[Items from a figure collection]

****

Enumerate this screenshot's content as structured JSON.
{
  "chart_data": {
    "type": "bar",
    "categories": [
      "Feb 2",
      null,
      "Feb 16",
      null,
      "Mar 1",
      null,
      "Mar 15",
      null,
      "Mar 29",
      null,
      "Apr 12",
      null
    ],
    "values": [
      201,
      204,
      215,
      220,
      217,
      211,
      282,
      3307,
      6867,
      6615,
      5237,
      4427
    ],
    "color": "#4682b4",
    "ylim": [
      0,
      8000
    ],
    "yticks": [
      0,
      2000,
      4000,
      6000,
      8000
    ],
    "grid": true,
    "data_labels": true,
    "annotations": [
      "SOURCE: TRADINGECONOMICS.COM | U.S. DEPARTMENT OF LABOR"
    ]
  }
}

****

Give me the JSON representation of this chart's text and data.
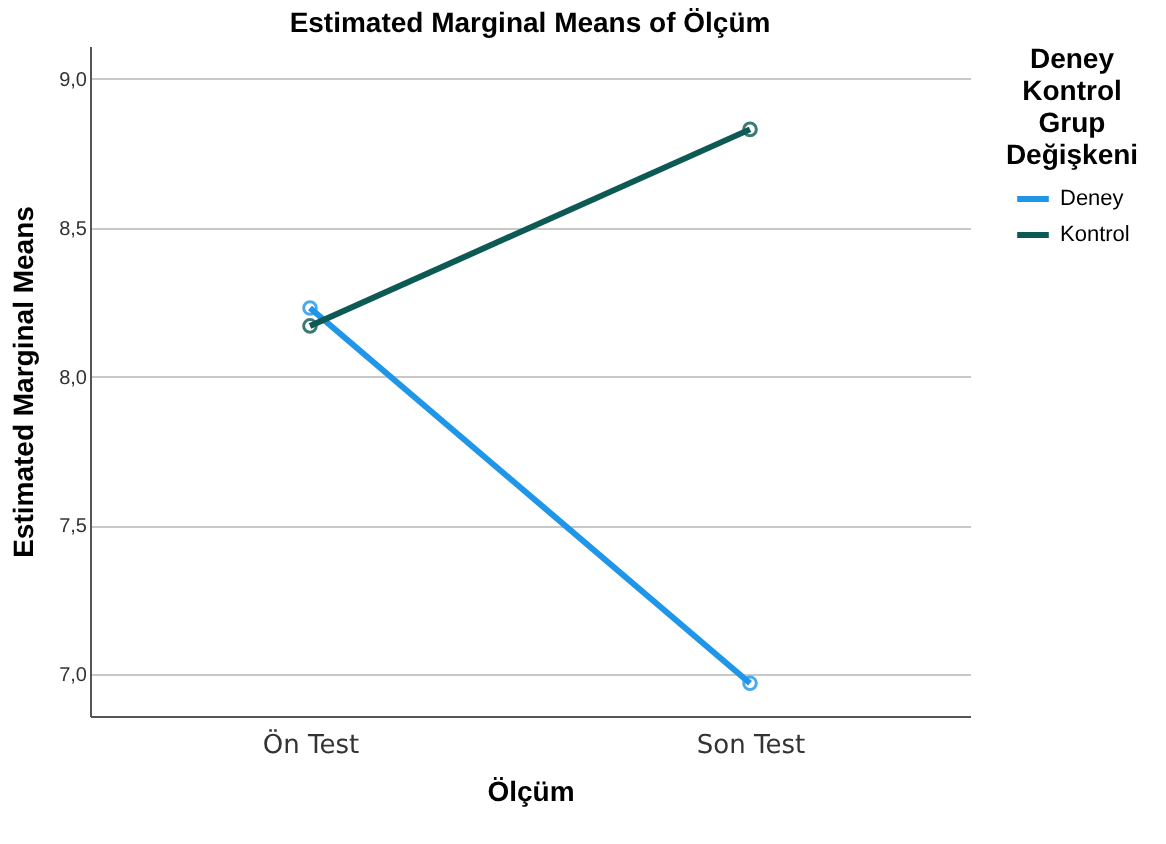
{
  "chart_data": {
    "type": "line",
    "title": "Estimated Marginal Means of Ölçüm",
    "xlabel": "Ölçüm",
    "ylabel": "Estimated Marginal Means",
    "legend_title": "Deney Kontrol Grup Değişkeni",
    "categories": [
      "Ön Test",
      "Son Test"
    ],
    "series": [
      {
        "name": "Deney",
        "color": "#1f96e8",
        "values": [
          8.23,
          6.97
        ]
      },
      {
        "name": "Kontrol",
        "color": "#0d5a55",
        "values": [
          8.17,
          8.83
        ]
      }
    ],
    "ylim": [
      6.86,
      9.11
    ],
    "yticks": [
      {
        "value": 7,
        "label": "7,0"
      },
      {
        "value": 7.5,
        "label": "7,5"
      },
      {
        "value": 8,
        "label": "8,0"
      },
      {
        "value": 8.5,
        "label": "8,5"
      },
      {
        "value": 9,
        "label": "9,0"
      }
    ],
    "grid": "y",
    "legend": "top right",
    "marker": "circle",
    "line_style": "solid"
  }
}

****

Every line in the data above that contains "Estimated" needs to be copied.

Response to the exercise:
    "title": "Estimated Marginal Means of Ölçüm",
    "ylabel": "Estimated Marginal Means",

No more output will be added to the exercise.